*Records for processing:*
----------

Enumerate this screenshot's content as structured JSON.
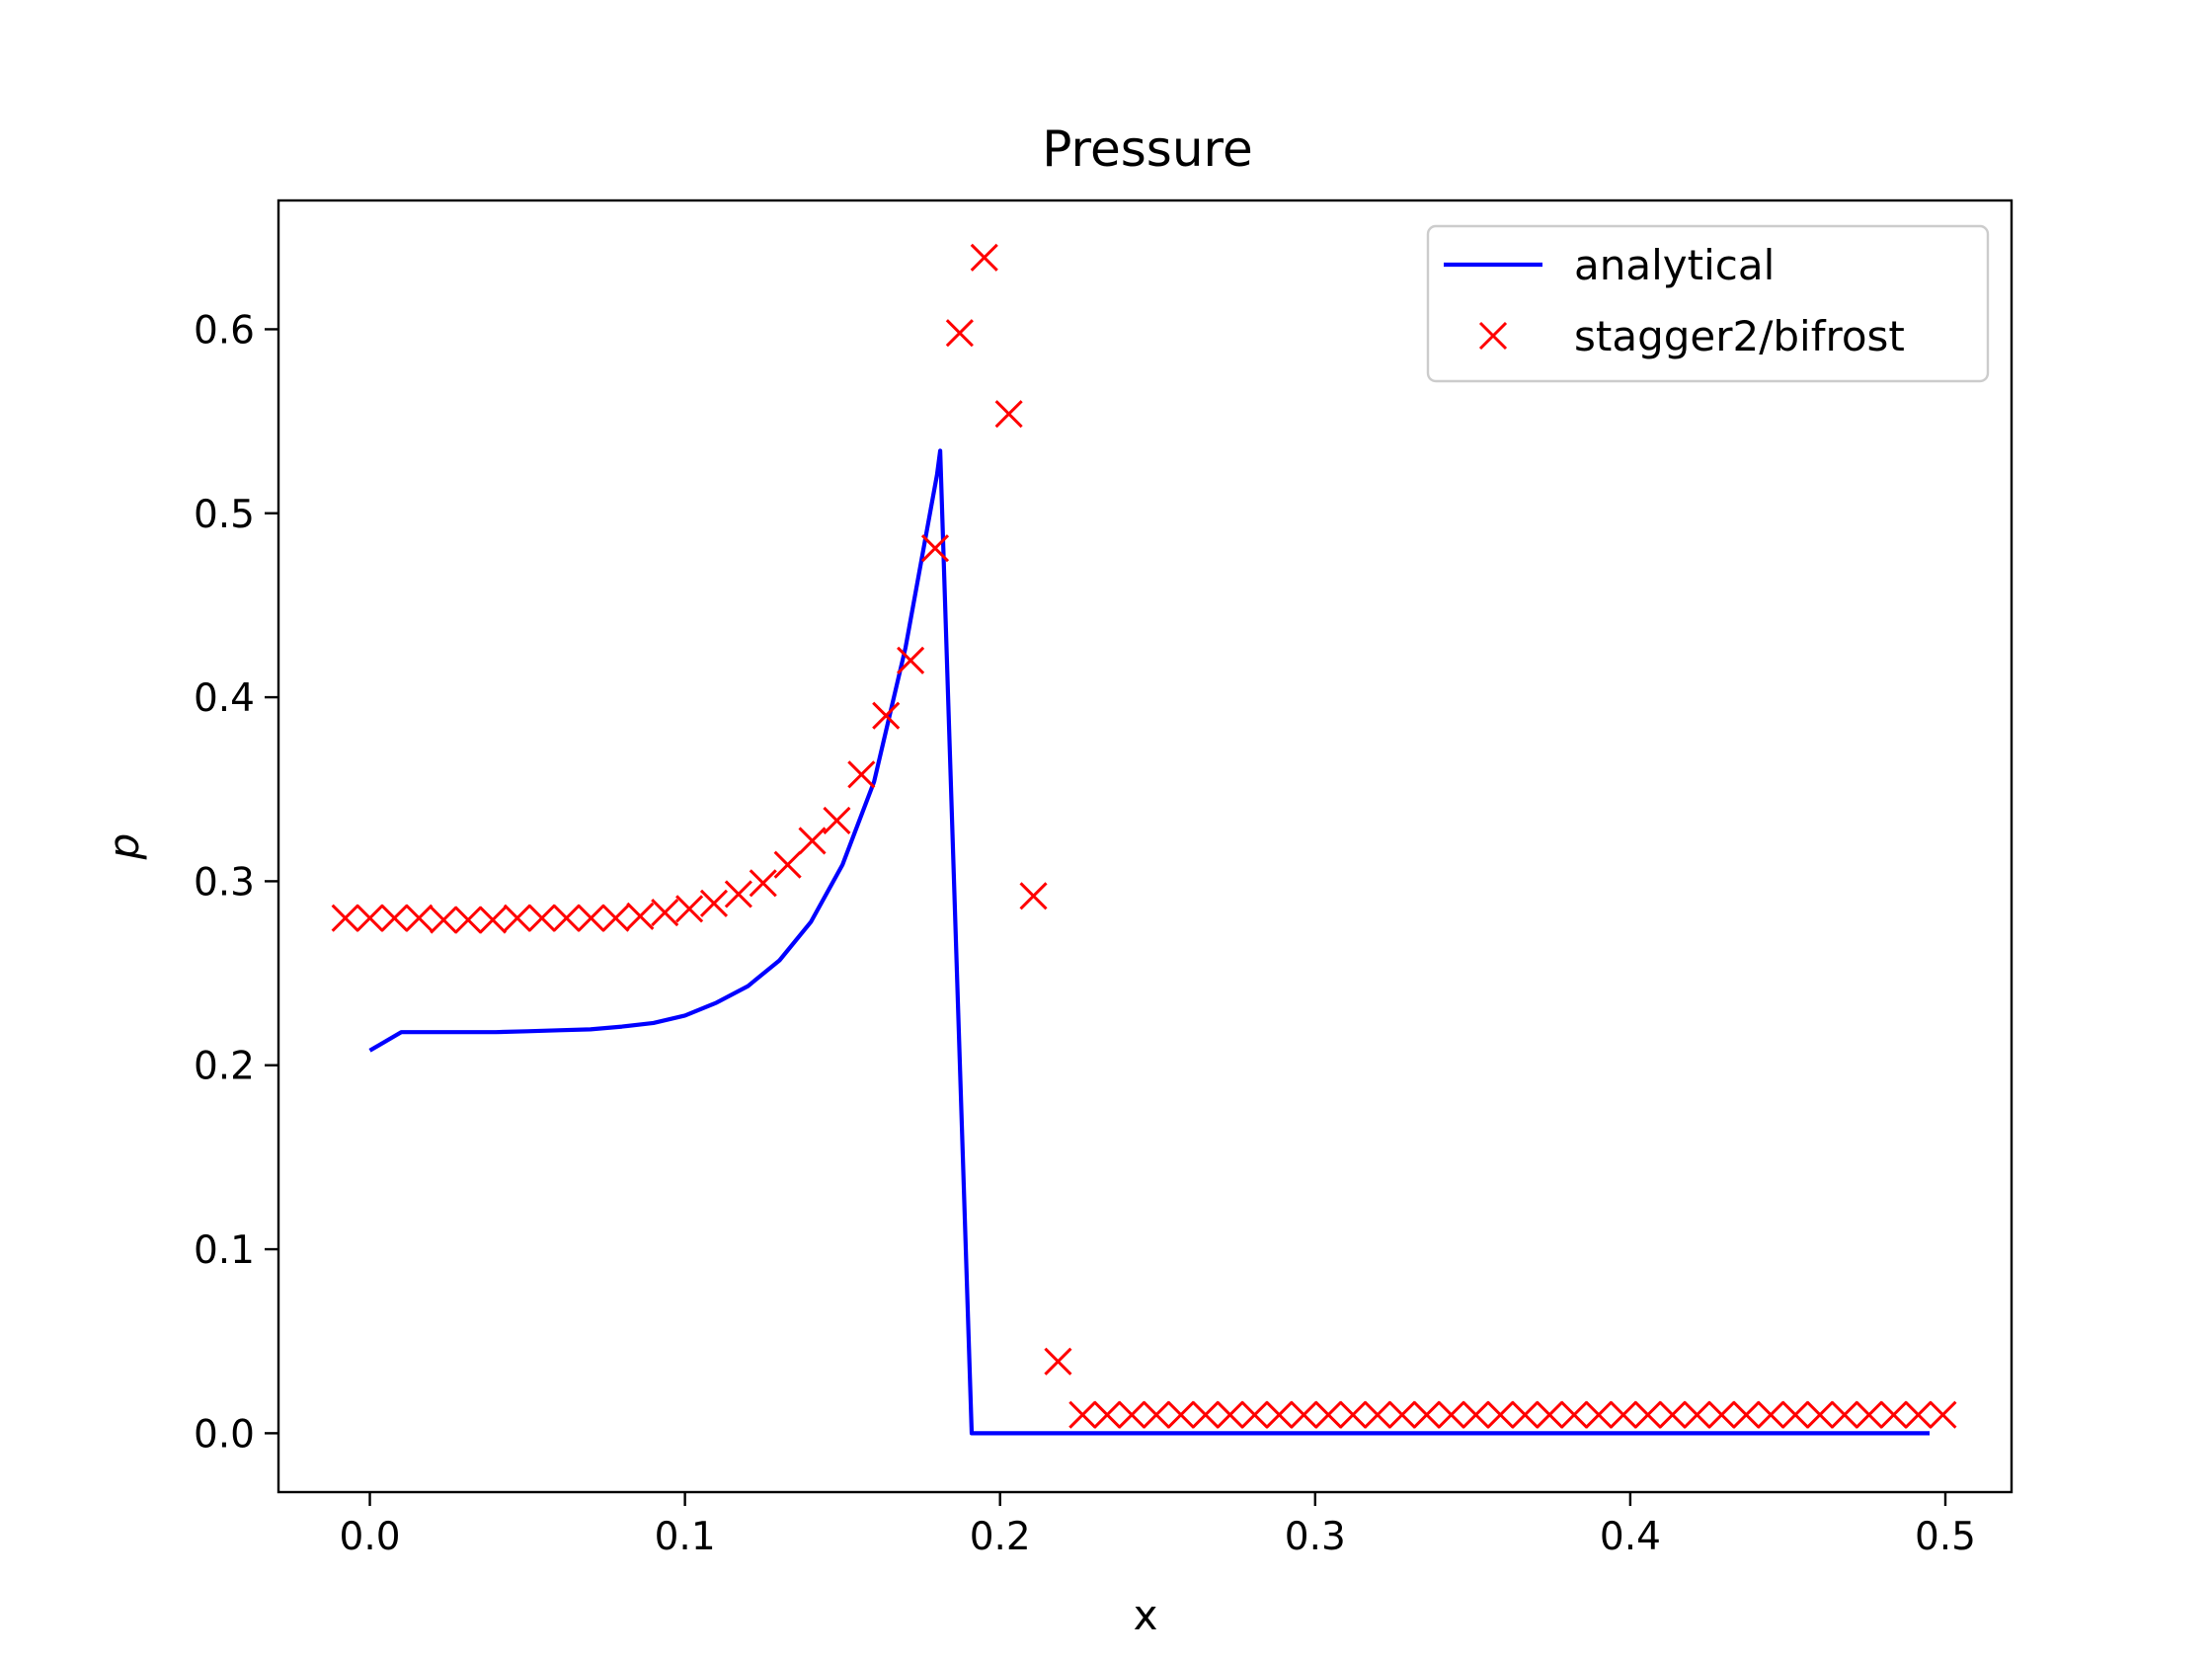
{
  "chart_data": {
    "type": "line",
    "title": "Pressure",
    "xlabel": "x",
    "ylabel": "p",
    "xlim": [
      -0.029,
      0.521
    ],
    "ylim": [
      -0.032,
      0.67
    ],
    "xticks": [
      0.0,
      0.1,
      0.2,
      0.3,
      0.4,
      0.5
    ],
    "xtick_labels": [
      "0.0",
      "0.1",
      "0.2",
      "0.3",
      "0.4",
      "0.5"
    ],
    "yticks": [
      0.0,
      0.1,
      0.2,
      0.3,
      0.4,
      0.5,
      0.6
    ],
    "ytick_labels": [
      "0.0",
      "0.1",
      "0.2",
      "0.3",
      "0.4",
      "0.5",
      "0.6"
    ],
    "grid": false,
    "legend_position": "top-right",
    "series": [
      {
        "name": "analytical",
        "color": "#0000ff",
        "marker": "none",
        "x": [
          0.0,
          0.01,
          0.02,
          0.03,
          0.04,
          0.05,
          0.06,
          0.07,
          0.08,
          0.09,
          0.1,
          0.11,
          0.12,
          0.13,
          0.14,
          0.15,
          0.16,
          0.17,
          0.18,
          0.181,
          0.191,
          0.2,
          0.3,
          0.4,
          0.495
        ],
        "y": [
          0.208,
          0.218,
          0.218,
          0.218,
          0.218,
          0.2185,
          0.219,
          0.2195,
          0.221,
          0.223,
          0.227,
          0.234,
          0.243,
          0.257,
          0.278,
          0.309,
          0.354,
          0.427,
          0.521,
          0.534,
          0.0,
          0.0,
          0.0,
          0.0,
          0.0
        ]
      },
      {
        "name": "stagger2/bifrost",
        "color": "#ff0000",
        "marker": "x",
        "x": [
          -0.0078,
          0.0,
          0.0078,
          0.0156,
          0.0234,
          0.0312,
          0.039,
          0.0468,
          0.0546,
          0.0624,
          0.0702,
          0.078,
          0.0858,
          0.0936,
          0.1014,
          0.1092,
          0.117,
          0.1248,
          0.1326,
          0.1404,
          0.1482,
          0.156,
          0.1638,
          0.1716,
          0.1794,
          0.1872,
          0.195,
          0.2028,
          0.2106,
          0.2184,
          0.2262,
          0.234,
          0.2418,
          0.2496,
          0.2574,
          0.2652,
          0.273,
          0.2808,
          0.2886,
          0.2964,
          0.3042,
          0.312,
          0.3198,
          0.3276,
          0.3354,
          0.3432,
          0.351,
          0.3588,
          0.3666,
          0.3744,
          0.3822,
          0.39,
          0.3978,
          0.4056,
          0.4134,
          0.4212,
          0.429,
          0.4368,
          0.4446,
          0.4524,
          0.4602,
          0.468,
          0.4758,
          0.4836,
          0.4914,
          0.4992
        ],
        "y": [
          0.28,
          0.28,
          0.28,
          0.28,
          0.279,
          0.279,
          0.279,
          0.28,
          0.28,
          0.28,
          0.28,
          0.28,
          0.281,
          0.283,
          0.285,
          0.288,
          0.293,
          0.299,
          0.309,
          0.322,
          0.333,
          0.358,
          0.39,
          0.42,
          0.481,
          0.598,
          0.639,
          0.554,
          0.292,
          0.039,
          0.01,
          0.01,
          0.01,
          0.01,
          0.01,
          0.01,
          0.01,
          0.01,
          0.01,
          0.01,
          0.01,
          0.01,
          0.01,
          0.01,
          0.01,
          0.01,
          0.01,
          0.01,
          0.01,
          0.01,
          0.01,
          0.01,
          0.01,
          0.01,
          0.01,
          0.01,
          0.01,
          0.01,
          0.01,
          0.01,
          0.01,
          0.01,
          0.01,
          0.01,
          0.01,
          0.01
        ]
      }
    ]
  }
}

----------

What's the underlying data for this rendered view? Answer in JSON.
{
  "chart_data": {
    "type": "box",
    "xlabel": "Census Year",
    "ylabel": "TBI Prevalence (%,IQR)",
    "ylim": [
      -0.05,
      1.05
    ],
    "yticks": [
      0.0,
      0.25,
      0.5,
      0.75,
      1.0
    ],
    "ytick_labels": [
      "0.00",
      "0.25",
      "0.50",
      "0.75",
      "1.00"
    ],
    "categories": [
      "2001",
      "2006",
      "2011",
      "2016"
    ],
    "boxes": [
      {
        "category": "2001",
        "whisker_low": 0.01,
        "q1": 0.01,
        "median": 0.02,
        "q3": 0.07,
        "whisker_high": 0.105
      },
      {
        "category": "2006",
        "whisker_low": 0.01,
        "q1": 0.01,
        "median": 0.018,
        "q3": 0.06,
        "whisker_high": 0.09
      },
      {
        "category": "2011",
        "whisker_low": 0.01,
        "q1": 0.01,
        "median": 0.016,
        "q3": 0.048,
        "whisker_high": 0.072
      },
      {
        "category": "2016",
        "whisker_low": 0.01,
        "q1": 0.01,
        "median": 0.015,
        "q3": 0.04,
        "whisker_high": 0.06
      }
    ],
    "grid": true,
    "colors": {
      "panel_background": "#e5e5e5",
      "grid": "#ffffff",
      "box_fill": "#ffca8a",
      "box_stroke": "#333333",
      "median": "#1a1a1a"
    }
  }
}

----------

Copy every line above that includes the string "median".

*Complete output:*
        "median": 0.02,
        "median": 0.018,
        "median": 0.016,
        "median": 0.015,
      "median": "#1a1a1a"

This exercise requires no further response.